*Objective*:
Copy out each line below that has the word "speed" in it.

*Input for this task*:
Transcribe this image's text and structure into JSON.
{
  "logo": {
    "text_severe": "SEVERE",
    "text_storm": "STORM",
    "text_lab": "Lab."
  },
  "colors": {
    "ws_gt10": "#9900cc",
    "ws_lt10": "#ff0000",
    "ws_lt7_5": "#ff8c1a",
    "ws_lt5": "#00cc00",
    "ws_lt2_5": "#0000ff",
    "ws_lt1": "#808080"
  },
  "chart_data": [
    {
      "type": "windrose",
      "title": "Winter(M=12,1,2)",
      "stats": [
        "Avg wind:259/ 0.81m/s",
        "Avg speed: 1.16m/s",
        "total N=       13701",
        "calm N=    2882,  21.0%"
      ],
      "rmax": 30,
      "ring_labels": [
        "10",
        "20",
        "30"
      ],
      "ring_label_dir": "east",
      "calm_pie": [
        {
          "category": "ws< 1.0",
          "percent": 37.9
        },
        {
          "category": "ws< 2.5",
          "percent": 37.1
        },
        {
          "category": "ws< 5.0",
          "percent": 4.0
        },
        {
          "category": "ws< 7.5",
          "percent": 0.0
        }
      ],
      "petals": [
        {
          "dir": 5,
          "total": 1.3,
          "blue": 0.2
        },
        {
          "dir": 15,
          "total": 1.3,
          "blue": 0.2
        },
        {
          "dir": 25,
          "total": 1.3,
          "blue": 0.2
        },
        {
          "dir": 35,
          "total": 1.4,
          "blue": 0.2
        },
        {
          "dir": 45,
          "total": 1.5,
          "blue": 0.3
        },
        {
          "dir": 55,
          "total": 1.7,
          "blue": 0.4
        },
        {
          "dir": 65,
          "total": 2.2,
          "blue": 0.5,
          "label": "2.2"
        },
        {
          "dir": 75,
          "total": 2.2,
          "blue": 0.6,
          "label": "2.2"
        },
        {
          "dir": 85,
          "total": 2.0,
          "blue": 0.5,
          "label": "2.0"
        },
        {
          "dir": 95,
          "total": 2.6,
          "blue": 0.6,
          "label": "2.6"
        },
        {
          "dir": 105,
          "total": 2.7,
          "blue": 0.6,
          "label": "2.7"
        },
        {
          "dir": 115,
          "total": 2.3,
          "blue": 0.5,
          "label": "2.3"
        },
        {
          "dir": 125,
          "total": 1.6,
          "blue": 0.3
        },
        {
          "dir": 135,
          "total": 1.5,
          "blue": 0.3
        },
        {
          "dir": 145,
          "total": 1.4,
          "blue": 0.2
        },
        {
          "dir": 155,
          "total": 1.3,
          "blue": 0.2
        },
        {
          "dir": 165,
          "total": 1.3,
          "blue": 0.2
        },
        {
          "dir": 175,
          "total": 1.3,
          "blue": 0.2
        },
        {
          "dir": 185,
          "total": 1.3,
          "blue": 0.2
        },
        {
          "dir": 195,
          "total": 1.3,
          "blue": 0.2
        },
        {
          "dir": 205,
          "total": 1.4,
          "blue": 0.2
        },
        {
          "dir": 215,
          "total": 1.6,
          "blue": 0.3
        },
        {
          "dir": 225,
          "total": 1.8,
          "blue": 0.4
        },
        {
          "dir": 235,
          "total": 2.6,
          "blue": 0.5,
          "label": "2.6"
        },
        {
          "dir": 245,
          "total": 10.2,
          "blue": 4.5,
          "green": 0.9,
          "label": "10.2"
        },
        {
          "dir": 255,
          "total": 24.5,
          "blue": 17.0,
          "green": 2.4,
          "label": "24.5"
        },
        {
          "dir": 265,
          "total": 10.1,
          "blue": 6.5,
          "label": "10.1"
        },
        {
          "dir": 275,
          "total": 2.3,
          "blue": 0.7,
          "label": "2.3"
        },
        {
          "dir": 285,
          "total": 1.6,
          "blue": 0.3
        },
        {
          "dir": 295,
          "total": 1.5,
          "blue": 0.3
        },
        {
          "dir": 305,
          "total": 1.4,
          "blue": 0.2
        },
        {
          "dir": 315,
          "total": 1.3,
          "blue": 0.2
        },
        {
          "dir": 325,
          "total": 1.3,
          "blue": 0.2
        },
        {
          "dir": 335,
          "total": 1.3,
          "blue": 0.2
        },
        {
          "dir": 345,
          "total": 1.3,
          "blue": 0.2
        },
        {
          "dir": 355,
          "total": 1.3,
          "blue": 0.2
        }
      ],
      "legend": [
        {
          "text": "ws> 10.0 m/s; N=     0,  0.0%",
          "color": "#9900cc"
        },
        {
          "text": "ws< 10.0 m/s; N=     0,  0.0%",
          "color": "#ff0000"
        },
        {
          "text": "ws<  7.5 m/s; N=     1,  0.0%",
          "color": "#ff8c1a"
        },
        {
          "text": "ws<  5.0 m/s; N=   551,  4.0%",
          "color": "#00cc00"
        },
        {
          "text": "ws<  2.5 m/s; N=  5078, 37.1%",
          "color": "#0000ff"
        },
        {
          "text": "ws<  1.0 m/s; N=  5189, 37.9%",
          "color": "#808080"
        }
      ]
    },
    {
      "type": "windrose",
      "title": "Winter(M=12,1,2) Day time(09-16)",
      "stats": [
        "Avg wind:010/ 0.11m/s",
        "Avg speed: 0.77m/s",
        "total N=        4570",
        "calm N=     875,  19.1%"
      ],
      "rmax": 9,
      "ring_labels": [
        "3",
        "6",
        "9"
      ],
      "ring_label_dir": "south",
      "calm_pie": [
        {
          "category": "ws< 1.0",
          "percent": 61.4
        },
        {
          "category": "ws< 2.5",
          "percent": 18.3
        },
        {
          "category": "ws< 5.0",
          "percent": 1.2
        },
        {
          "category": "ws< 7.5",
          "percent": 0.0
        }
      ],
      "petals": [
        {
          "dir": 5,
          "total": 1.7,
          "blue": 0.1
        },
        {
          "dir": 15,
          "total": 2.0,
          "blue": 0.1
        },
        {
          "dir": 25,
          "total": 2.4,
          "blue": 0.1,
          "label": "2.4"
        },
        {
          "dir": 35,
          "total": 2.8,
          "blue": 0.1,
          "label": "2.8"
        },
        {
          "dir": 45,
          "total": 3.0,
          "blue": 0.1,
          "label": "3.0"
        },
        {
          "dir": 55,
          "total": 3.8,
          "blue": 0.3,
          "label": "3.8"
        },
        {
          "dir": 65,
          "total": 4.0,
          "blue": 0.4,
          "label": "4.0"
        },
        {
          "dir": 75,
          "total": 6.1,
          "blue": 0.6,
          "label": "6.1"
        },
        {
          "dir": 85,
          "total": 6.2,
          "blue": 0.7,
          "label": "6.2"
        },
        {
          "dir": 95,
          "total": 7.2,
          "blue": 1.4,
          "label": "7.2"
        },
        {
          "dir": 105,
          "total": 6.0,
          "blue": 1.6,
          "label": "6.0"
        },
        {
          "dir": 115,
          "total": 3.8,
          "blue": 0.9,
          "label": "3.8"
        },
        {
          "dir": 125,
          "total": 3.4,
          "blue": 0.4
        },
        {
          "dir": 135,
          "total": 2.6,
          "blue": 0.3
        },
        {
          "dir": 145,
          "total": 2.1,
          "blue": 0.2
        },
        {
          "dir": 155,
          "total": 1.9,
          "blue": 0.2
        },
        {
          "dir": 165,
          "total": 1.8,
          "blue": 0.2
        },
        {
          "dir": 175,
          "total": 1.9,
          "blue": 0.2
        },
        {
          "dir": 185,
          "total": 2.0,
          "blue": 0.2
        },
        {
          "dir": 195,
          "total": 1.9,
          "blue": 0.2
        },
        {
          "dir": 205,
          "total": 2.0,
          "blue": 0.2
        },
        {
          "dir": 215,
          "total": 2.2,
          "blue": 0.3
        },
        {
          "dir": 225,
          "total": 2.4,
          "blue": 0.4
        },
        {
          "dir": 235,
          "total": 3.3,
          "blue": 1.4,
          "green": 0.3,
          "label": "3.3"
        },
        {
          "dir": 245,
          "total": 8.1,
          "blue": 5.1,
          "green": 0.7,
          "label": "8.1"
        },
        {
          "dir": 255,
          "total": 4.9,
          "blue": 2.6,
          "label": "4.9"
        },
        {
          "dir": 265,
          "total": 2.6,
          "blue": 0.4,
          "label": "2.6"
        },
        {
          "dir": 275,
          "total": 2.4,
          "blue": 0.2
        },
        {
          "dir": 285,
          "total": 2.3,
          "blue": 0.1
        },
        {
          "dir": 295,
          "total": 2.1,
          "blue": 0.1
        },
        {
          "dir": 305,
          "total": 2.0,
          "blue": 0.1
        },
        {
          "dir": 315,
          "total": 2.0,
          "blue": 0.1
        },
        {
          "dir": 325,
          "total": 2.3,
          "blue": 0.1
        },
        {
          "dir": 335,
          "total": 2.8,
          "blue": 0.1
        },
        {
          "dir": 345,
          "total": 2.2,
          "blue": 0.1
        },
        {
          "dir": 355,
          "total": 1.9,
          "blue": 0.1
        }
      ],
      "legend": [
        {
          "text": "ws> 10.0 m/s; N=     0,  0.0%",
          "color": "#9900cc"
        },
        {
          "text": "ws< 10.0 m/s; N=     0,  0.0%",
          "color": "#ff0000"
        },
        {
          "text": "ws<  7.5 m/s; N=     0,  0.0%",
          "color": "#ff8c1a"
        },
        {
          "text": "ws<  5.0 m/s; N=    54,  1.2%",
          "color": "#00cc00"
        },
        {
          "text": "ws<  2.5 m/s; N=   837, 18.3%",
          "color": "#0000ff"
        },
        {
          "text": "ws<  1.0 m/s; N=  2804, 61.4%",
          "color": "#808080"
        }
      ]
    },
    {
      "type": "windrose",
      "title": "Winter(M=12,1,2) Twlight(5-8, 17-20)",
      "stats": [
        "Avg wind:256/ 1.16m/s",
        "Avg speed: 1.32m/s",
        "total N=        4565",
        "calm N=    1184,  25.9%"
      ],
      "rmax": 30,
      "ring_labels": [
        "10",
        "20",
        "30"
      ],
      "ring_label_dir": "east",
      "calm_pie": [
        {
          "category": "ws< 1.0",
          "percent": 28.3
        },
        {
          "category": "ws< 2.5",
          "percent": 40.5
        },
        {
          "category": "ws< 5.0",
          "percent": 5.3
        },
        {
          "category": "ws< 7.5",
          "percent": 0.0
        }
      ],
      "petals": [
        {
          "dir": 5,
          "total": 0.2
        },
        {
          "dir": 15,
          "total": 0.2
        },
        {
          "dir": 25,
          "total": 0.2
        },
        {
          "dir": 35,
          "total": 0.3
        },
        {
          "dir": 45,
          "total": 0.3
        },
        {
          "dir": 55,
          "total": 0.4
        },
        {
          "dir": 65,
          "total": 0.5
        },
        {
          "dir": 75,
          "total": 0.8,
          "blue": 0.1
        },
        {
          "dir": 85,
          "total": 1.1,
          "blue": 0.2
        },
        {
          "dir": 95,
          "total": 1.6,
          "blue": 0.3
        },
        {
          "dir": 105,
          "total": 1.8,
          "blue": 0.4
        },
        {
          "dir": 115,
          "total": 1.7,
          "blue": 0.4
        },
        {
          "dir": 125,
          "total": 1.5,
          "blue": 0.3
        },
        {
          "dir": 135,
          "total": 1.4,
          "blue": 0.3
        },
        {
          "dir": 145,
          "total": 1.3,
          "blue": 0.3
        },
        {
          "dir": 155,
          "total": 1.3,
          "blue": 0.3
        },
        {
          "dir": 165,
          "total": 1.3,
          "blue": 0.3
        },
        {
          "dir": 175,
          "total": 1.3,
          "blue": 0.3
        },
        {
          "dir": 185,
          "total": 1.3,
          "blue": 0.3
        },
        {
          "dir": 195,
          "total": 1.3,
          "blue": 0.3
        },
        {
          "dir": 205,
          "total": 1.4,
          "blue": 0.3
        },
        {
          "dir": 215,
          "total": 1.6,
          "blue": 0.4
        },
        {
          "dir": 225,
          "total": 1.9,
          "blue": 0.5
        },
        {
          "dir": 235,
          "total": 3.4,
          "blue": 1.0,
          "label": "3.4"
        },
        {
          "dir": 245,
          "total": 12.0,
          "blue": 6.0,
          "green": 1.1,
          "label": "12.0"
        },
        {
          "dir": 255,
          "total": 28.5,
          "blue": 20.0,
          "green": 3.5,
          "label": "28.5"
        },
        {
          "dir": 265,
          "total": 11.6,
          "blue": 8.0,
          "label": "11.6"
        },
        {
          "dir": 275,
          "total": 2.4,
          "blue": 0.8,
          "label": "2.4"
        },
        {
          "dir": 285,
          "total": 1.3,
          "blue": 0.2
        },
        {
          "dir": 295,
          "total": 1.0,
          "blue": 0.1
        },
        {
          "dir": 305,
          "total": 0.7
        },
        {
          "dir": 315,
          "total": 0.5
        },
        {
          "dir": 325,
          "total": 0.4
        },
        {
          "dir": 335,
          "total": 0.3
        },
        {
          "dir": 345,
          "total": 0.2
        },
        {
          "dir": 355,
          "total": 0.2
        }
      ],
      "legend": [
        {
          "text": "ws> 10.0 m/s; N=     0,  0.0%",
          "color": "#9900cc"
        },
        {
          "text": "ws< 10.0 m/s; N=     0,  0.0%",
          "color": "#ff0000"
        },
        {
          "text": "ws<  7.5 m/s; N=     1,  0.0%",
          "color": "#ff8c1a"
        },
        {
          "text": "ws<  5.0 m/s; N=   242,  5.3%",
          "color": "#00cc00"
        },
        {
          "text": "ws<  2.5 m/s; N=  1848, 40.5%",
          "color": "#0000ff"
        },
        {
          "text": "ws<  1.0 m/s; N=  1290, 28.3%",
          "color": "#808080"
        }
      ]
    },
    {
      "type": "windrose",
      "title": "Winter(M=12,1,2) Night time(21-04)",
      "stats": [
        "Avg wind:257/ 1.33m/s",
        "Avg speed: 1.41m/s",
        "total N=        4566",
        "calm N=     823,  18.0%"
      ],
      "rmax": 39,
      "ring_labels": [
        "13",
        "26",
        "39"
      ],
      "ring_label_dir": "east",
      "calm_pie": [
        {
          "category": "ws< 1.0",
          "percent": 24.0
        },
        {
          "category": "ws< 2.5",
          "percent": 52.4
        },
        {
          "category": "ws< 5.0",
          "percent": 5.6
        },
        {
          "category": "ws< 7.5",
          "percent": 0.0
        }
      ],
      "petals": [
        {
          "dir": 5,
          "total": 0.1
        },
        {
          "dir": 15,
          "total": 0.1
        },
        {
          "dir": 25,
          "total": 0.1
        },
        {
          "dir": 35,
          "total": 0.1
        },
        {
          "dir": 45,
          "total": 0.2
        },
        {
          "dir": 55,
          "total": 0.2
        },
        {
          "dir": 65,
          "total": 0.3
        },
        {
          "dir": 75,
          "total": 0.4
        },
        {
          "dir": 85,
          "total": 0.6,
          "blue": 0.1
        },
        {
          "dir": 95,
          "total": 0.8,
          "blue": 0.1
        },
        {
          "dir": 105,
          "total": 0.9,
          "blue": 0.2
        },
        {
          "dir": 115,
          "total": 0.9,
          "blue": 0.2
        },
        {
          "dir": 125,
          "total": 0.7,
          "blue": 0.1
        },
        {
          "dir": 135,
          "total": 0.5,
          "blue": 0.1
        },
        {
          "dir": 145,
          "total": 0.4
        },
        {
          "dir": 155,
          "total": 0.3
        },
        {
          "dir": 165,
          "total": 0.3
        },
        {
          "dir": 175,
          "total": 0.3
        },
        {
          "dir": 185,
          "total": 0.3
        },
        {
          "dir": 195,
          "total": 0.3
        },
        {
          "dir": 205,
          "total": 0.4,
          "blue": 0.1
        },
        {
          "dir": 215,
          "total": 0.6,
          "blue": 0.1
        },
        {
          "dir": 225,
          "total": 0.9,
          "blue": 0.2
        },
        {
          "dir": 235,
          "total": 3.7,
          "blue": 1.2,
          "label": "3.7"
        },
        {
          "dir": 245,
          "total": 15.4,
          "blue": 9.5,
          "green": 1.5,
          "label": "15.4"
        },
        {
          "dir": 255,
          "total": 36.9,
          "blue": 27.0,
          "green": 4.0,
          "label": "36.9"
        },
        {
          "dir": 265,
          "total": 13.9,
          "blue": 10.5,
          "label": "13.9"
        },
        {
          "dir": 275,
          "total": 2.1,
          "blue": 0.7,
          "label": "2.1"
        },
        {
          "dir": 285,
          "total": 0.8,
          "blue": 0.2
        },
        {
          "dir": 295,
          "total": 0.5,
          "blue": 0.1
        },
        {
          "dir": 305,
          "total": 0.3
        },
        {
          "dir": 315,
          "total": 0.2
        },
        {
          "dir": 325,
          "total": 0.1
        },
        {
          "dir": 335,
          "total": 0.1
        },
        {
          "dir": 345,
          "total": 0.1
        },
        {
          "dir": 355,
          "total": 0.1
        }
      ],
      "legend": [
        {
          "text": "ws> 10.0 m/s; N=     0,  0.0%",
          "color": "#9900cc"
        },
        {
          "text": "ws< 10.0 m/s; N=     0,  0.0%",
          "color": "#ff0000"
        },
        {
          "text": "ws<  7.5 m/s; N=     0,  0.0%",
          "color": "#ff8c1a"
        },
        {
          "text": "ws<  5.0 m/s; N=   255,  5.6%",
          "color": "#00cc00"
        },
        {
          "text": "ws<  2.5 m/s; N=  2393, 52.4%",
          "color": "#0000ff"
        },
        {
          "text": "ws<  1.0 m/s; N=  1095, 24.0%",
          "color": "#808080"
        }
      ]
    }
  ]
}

*Solution*:
        "Avg speed: 1.16m/s",
        "Avg speed: 0.77m/s",
        "Avg speed: 1.32m/s",
        "Avg speed: 1.41m/s",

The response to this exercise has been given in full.